WHAT YOU NEED TO DO: Give back the records below exactly, every one, with no pictures.

DATASET EXTRACT:
---
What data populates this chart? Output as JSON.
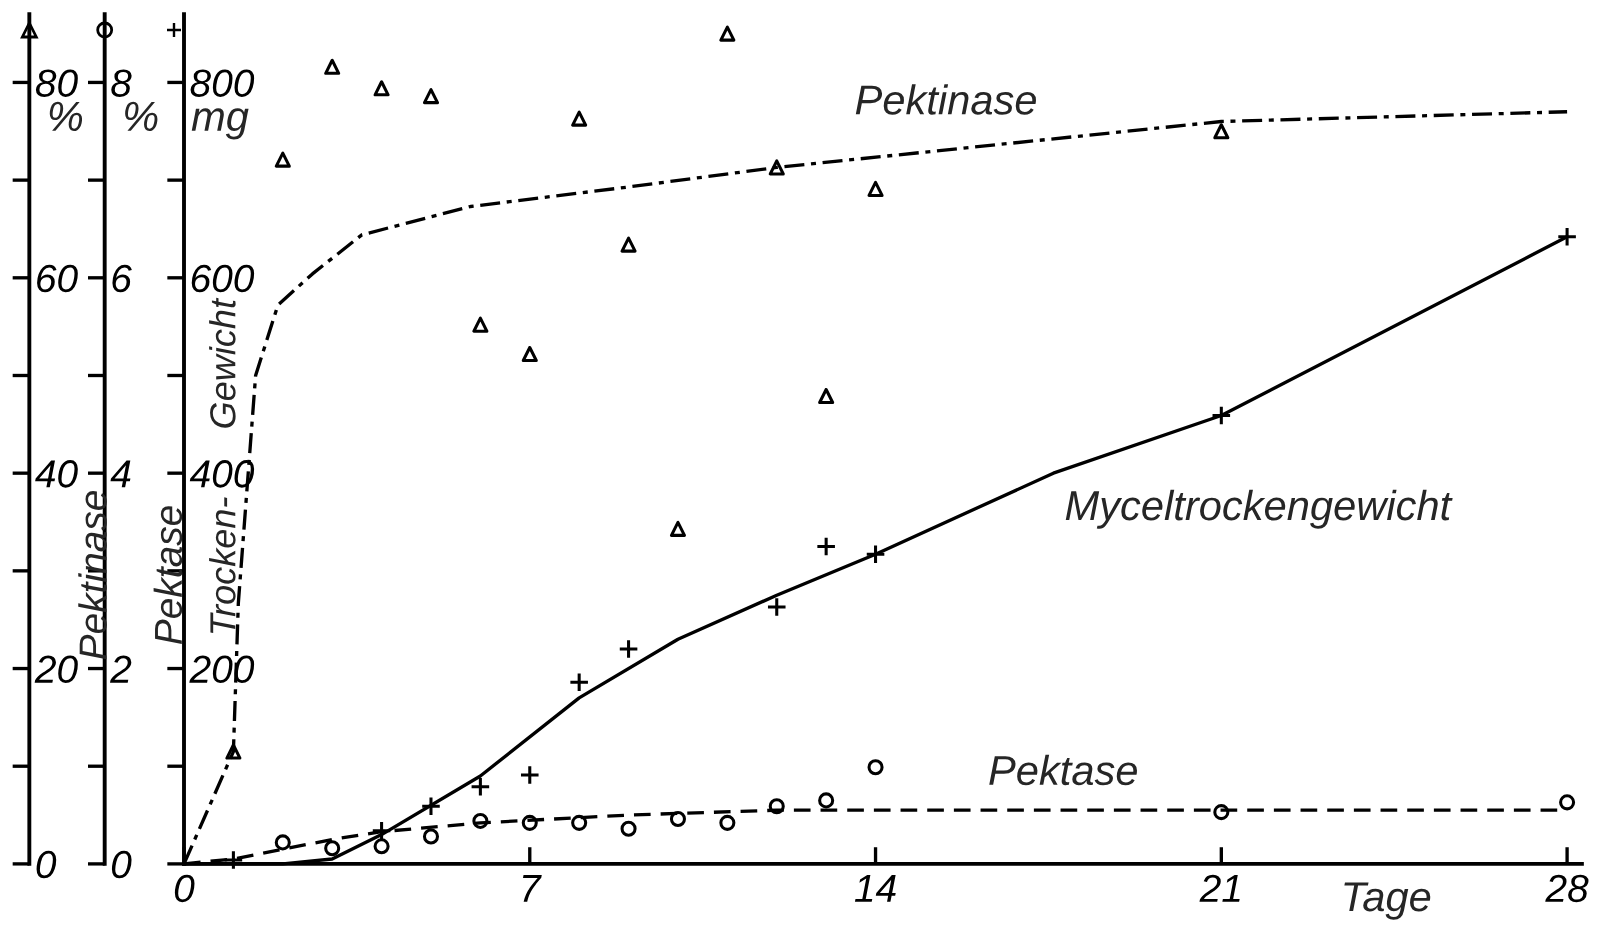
{
  "chart_data": {
    "type": "line",
    "xlabel": "Tage",
    "ylabel": "Trocken- Gewicht",
    "y2label": "Pektase",
    "y3label": "Pektinase",
    "annotations": [
      "%",
      "%",
      "mg"
    ],
    "xlim": [
      0,
      28.3
    ],
    "xticks": [
      0,
      7,
      14,
      21,
      28
    ],
    "ylim": [
      0,
      870
    ],
    "yticks": [
      {
        "value": 0,
        "label": null
      },
      {
        "value": 100,
        "label": null
      },
      200,
      {
        "value": 300,
        "label": null
      },
      400,
      {
        "value": 500,
        "label": null
      },
      600,
      {
        "value": 700,
        "label": null
      },
      800
    ],
    "y2lim": [
      0,
      8.7
    ],
    "y2ticks": [
      0,
      {
        "value": 1,
        "label": null
      },
      2,
      {
        "value": 3,
        "label": null
      },
      4,
      {
        "value": 5,
        "label": null
      },
      6,
      {
        "value": 7,
        "label": null
      },
      8
    ],
    "y3lim": [
      0,
      87
    ],
    "y3ticks": [
      0,
      {
        "value": 10,
        "label": null
      },
      20,
      {
        "value": 30,
        "label": null
      },
      40,
      {
        "value": 50,
        "label": null
      },
      60,
      {
        "value": 70,
        "label": null
      },
      80
    ],
    "grid": false,
    "series": [
      {
        "type": "scatter",
        "axis": "y3",
        "marker": "triangle",
        "color": "#000000",
        "x": [
          1,
          2,
          3,
          4,
          5,
          6,
          7,
          8,
          9,
          10,
          11,
          12,
          13,
          14,
          21
        ],
        "values": [
          11.5,
          72.1,
          81.6,
          79.4,
          78.6,
          55.2,
          52.2,
          76.3,
          63.4,
          34.3,
          85,
          71.3,
          47.9,
          69.1,
          75.0
        ]
      },
      {
        "name": "Pektinase",
        "axis": "y3",
        "line_style": "dashdot",
        "color": "#000000",
        "x": [
          0,
          1,
          1.1,
          1.3,
          1.45,
          1.9,
          2.6,
          3.6,
          5.8,
          9,
          12,
          21,
          28
        ],
        "values": [
          0,
          11.5,
          26.7,
          40,
          50,
          57.2,
          60.4,
          64.4,
          67.3,
          69.3,
          71.3,
          76,
          77
        ]
      },
      {
        "type": "scatter",
        "axis": "y",
        "marker": "cross",
        "color": "#000000",
        "x": [
          1,
          4,
          5,
          6,
          7,
          8,
          9,
          12,
          13,
          14,
          21,
          28
        ],
        "values": [
          4,
          34,
          59,
          79,
          91,
          186,
          220,
          263,
          325,
          317,
          459,
          642
        ]
      },
      {
        "name": "Myceltrockengewicht",
        "axis": "y",
        "line_style": "solid",
        "color": "#000000",
        "x": [
          0,
          2,
          3,
          4,
          6,
          8,
          10,
          12,
          14,
          17.6,
          21,
          28
        ],
        "values": [
          0,
          0,
          5,
          30,
          90,
          170,
          230,
          275,
          317,
          400,
          459,
          642
        ]
      },
      {
        "type": "scatter",
        "axis": "y2",
        "marker": "circle",
        "color": "#000000",
        "x": [
          2,
          3,
          4,
          5,
          6,
          7,
          8,
          9,
          10,
          11,
          12,
          13,
          14,
          21,
          28
        ],
        "values": [
          0.22,
          0.16,
          0.18,
          0.28,
          0.44,
          0.42,
          0.42,
          0.36,
          0.46,
          0.42,
          0.59,
          0.65,
          0.99,
          0.53,
          0.63
        ]
      },
      {
        "name": "Pektase",
        "axis": "y2",
        "line_style": "dashed",
        "color": "#000000",
        "x": [
          0,
          1,
          2,
          3,
          4,
          6,
          9,
          12,
          17.8,
          21,
          28
        ],
        "values": [
          0,
          0.05,
          0.15,
          0.25,
          0.33,
          0.42,
          0.5,
          0.55,
          0.55,
          0.55,
          0.55
        ]
      }
    ]
  }
}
---
TASK SOLUTION:
What data populates this chart? Output as JSON.
{
  "chart_data": {
    "type": "line",
    "xlabel": "Tage",
    "ylabel": "Trocken- Gewicht",
    "y2label": "Pektase",
    "y3label": "Pektinase",
    "annotations": [
      "%",
      "%",
      "mg"
    ],
    "xlim": [
      0,
      28.3
    ],
    "xticks": [
      0,
      7,
      14,
      21,
      28
    ],
    "ylim": [
      0,
      870
    ],
    "yticks": [
      {
        "value": 0,
        "label": null
      },
      {
        "value": 100,
        "label": null
      },
      200,
      {
        "value": 300,
        "label": null
      },
      400,
      {
        "value": 500,
        "label": null
      },
      600,
      {
        "value": 700,
        "label": null
      },
      800
    ],
    "y2lim": [
      0,
      8.7
    ],
    "y2ticks": [
      0,
      {
        "value": 1,
        "label": null
      },
      2,
      {
        "value": 3,
        "label": null
      },
      4,
      {
        "value": 5,
        "label": null
      },
      6,
      {
        "value": 7,
        "label": null
      },
      8
    ],
    "y3lim": [
      0,
      87
    ],
    "y3ticks": [
      0,
      {
        "value": 10,
        "label": null
      },
      20,
      {
        "value": 30,
        "label": null
      },
      40,
      {
        "value": 50,
        "label": null
      },
      60,
      {
        "value": 70,
        "label": null
      },
      80
    ],
    "grid": false,
    "series": [
      {
        "type": "scatter",
        "axis": "y3",
        "marker": "triangle",
        "color": "#000000",
        "x": [
          1,
          2,
          3,
          4,
          5,
          6,
          7,
          8,
          9,
          10,
          11,
          12,
          13,
          14,
          21
        ],
        "values": [
          11.5,
          72.1,
          81.6,
          79.4,
          78.6,
          55.2,
          52.2,
          76.3,
          63.4,
          34.3,
          85,
          71.3,
          47.9,
          69.1,
          75.0
        ]
      },
      {
        "name": "Pektinase",
        "axis": "y3",
        "line_style": "dashdot",
        "color": "#000000",
        "x": [
          0,
          1,
          1.1,
          1.3,
          1.45,
          1.9,
          2.6,
          3.6,
          5.8,
          9,
          12,
          21,
          28
        ],
        "values": [
          0,
          11.5,
          26.7,
          40,
          50,
          57.2,
          60.4,
          64.4,
          67.3,
          69.3,
          71.3,
          76,
          77
        ]
      },
      {
        "type": "scatter",
        "axis": "y",
        "marker": "cross",
        "color": "#000000",
        "x": [
          1,
          4,
          5,
          6,
          7,
          8,
          9,
          12,
          13,
          14,
          21,
          28
        ],
        "values": [
          4,
          34,
          59,
          79,
          91,
          186,
          220,
          263,
          325,
          317,
          459,
          642
        ]
      },
      {
        "name": "Myceltrockengewicht",
        "axis": "y",
        "line_style": "solid",
        "color": "#000000",
        "x": [
          0,
          2,
          3,
          4,
          6,
          8,
          10,
          12,
          14,
          17.6,
          21,
          28
        ],
        "values": [
          0,
          0,
          5,
          30,
          90,
          170,
          230,
          275,
          317,
          400,
          459,
          642
        ]
      },
      {
        "type": "scatter",
        "axis": "y2",
        "marker": "circle",
        "color": "#000000",
        "x": [
          2,
          3,
          4,
          5,
          6,
          7,
          8,
          9,
          10,
          11,
          12,
          13,
          14,
          21,
          28
        ],
        "values": [
          0.22,
          0.16,
          0.18,
          0.28,
          0.44,
          0.42,
          0.42,
          0.36,
          0.46,
          0.42,
          0.59,
          0.65,
          0.99,
          0.53,
          0.63
        ]
      },
      {
        "name": "Pektase",
        "axis": "y2",
        "line_style": "dashed",
        "color": "#000000",
        "x": [
          0,
          1,
          2,
          3,
          4,
          6,
          9,
          12,
          17.8,
          21,
          28
        ],
        "values": [
          0,
          0.05,
          0.15,
          0.25,
          0.33,
          0.42,
          0.5,
          0.55,
          0.55,
          0.55,
          0.55
        ]
      }
    ]
  }
}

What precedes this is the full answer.